[Figure record listings]

## begin

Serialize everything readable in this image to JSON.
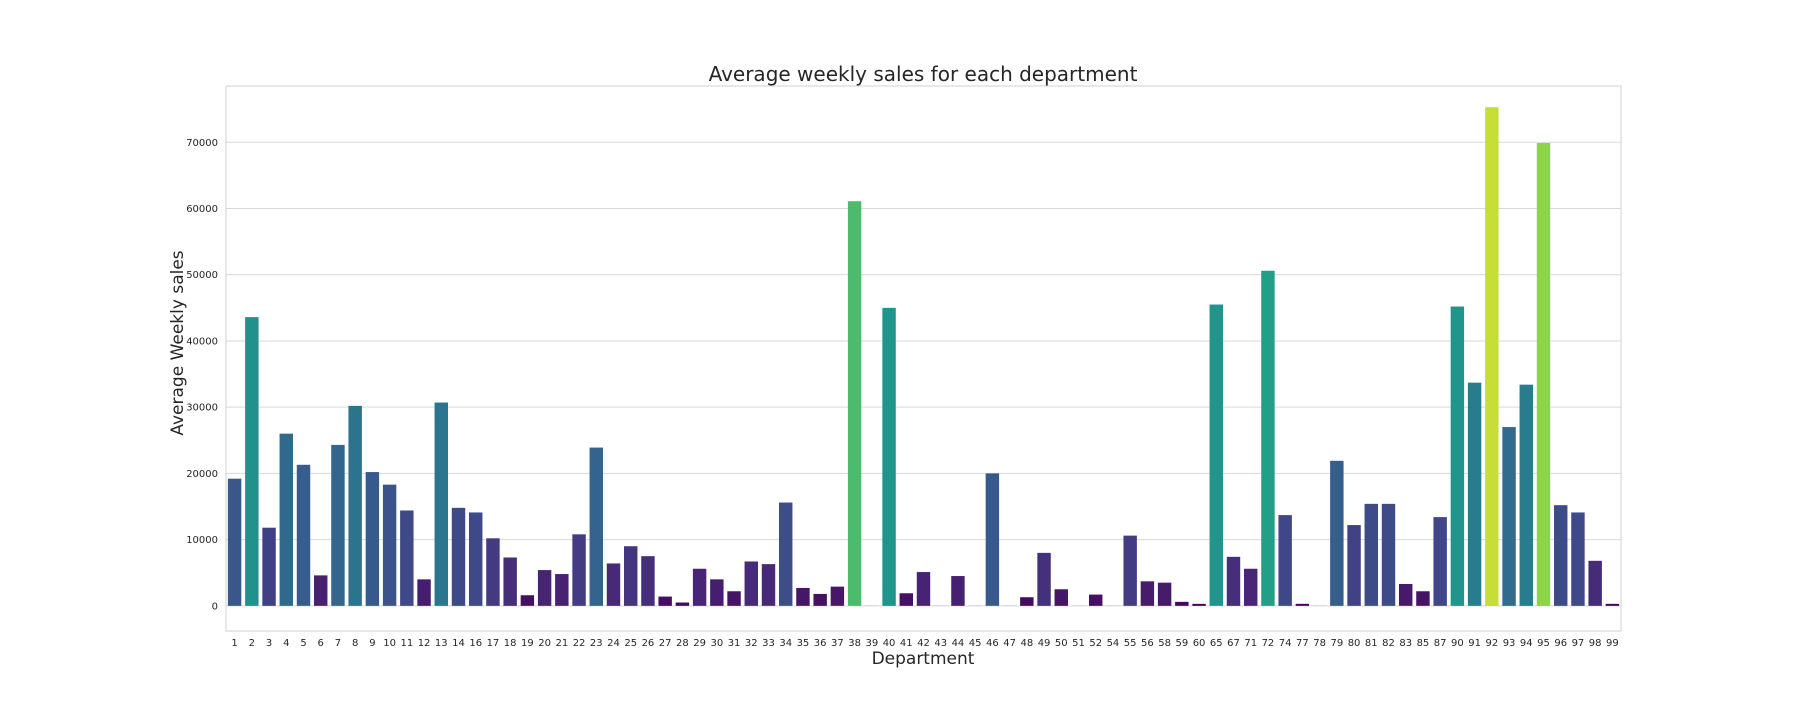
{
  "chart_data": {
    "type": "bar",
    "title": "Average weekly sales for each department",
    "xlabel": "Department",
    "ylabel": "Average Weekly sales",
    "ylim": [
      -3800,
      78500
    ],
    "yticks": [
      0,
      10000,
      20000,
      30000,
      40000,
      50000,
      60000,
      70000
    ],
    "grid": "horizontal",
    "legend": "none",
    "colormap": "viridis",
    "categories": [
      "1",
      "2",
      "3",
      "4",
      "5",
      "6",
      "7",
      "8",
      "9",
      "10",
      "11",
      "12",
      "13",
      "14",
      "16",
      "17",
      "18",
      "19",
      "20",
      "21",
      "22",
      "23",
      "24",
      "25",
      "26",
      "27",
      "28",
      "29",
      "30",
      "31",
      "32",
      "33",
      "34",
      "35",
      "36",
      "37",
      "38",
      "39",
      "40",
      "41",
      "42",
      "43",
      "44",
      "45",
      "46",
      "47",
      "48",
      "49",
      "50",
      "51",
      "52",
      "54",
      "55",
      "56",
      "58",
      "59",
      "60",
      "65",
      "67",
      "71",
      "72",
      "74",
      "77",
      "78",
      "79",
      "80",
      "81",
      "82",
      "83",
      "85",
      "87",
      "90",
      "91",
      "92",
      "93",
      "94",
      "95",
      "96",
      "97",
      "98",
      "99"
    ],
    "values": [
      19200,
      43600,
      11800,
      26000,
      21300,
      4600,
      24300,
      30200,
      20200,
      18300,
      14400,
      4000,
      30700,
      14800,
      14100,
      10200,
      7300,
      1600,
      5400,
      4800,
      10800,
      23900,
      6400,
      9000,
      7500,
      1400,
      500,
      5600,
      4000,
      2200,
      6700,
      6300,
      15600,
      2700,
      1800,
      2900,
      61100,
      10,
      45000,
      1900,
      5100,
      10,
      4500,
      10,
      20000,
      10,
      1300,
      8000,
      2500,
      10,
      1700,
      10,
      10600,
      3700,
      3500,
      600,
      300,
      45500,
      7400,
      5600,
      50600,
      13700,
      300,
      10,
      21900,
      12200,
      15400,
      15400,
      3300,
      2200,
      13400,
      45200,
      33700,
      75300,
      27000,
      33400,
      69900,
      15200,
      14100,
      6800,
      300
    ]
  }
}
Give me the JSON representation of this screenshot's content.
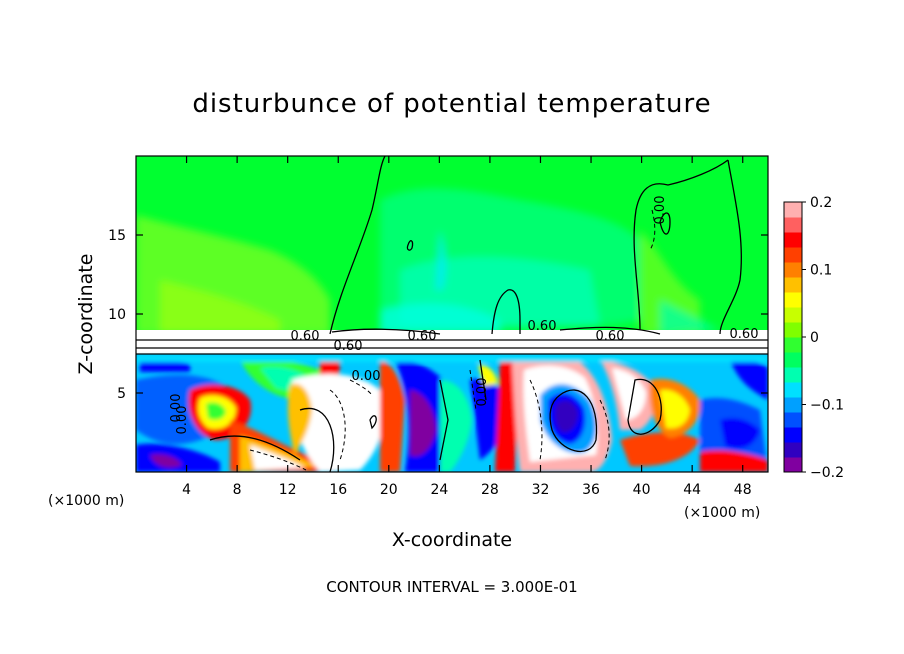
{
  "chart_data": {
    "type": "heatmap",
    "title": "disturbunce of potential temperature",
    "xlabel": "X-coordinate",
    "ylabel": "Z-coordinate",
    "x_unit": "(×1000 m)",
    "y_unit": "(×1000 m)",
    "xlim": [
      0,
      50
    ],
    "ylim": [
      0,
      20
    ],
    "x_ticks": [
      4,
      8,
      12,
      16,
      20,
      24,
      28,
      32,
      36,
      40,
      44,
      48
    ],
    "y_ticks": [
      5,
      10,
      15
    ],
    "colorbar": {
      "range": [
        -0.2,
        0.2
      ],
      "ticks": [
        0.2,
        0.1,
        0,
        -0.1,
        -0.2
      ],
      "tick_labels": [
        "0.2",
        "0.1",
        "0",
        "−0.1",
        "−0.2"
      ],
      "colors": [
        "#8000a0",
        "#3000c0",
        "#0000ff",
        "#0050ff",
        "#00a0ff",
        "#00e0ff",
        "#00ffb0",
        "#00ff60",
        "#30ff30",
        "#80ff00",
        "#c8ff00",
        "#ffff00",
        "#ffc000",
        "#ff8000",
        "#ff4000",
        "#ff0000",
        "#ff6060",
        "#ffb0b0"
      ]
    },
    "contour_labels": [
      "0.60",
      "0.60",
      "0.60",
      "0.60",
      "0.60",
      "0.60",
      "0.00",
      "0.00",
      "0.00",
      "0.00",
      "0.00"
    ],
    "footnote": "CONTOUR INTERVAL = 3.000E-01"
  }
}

## end

§ To do: Copy down every line of the entries containing the word "this".

§ Answer to the exercise:
Serialize everything readable in this image to JSON.
Give me the JSON representation of this screenshot's content.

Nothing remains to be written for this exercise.